Saved entries

*-*-*

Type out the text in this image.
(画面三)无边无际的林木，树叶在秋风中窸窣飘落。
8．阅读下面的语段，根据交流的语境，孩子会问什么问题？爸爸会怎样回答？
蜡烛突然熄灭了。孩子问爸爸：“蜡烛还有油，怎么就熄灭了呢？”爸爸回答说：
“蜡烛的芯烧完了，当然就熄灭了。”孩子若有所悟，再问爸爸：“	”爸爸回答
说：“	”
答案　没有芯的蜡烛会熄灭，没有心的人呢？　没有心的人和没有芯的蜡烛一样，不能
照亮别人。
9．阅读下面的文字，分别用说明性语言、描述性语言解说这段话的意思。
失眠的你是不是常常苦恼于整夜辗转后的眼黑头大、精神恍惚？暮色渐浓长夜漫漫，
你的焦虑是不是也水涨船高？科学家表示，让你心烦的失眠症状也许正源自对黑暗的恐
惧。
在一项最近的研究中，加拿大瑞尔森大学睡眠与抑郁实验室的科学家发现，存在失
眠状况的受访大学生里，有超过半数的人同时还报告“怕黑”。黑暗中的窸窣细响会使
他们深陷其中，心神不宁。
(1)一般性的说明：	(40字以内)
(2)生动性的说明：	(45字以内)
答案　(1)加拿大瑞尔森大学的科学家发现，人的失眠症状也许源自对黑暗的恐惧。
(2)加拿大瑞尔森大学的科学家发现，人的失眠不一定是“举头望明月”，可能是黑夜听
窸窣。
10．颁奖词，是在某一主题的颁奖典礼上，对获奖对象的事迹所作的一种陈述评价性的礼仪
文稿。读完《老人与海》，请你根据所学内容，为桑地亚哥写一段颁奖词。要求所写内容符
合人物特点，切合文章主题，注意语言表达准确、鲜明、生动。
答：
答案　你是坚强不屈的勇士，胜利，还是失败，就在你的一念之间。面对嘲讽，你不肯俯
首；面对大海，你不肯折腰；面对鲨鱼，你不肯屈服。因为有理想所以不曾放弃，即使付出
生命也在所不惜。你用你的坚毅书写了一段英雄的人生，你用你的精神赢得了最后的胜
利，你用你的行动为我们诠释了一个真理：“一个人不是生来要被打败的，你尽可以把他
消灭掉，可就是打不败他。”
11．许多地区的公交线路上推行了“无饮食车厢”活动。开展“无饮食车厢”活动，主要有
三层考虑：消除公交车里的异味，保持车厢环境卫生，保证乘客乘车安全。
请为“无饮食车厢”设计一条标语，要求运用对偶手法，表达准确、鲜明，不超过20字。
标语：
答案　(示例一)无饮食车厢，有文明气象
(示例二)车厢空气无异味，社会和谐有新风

*-*-*

WORK TO COMPLETE
Repeat the records above exactly, leaving none out.

EXERCISE RESULT
Type out the text in this image.
(画面三)无边无际的林木，树叶在秋风中窸窣飘落。
8．阅读下面的语段，根据交流的语境，孩子会问什么问题？爸爸会怎样回答？
蜡烛突然熄灭了。孩子问爸爸：“蜡烛还有油，怎么就熄灭了呢？”爸爸回答说：
“蜡烛的芯烧完了，当然就熄灭了。”孩子若有所悟，再问爸爸：“	”爸爸回答
说：“	”
答案　没有芯的蜡烛会熄灭，没有心的人呢？　没有心的人和没有芯的蜡烛一样，不能
照亮别人。
9．阅读下面的文字，分别用说明性语言、描述性语言解说这段话的意思。
失眠的你是不是常常苦恼于整夜辗转后的眼黑头大、精神恍惚？暮色渐浓长夜漫漫，
你的焦虑是不是也水涨船高？科学家表示，让你心烦的失眠症状也许正源自对黑暗的恐
惧。
在一项最近的研究中，加拿大瑞尔森大学睡眠与抑郁实验室的科学家发现，存在失
眠状况的受访大学生里，有超过半数的人同时还报告“怕黑”。黑暗中的窸窣细响会使
他们深陷其中，心神不宁。
(1)一般性的说明：	(40字以内)
(2)生动性的说明：	(45字以内)
答案　(1)加拿大瑞尔森大学的科学家发现，人的失眠症状也许源自对黑暗的恐惧。
(2)加拿大瑞尔森大学的科学家发现，人的失眠不一定是“举头望明月”，可能是黑夜听
窸窣。
10．颁奖词，是在某一主题的颁奖典礼上，对获奖对象的事迹所作的一种陈述评价性的礼仪
文稿。读完《老人与海》，请你根据所学内容，为桑地亚哥写一段颁奖词。要求所写内容符
合人物特点，切合文章主题，注意语言表达准确、鲜明、生动。
答：
答案　你是坚强不屈的勇士，胜利，还是失败，就在你的一念之间。面对嘲讽，你不肯俯
首；面对大海，你不肯折腰；面对鲨鱼，你不肯屈服。因为有理想所以不曾放弃，即使付出
生命也在所不惜。你用你的坚毅书写了一段英雄的人生，你用你的精神赢得了最后的胜
利，你用你的行动为我们诠释了一个真理：“一个人不是生来要被打败的，你尽可以把他
消灭掉，可就是打不败他。”
11．许多地区的公交线路上推行了“无饮食车厢”活动。开展“无饮食车厢”活动，主要有
三层考虑：消除公交车里的异味，保持车厢环境卫生，保证乘客乘车安全。
请为“无饮食车厢”设计一条标语，要求运用对偶手法，表达准确、鲜明，不超过20字。
标语：
答案　(示例一)无饮食车厢，有文明气象
(示例二)车厢空气无异味，社会和谐有新风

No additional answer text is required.